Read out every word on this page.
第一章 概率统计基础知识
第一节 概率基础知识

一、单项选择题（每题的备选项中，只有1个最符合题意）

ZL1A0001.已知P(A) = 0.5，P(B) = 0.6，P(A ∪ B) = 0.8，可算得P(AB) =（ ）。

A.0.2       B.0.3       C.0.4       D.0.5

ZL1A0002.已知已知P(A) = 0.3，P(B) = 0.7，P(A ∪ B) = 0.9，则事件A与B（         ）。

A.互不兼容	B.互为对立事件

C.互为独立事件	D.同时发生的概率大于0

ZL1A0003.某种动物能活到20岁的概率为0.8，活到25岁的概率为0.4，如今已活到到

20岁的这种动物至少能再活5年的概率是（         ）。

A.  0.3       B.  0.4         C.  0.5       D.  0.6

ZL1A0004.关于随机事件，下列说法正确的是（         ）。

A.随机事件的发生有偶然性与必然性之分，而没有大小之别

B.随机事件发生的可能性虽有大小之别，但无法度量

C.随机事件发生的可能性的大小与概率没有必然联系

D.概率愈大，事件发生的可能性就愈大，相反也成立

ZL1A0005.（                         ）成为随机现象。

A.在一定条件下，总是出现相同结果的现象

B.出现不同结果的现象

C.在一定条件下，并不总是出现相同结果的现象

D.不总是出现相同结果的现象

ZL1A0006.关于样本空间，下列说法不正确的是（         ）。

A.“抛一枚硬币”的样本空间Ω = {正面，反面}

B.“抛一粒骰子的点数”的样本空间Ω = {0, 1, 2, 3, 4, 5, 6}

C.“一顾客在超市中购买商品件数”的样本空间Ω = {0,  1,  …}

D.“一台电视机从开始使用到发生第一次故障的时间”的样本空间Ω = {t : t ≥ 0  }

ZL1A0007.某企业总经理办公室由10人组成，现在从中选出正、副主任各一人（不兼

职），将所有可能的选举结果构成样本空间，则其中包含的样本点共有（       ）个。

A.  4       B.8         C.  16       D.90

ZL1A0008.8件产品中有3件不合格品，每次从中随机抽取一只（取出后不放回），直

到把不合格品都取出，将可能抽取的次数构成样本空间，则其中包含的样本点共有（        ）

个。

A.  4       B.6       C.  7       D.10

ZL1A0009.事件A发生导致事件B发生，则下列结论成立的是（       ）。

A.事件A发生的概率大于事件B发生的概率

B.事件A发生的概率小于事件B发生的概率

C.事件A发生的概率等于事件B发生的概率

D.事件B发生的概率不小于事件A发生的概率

★ ★ ★ ★

> [THE PROBLEM] Lines from the records above that hold "在一定条件下" are the ones to list.

> [CORRECT RESPONSE]
A.在一定条件下，总是出现相同结果的现象
C.在一定条件下，并不总是出现相同结果的现象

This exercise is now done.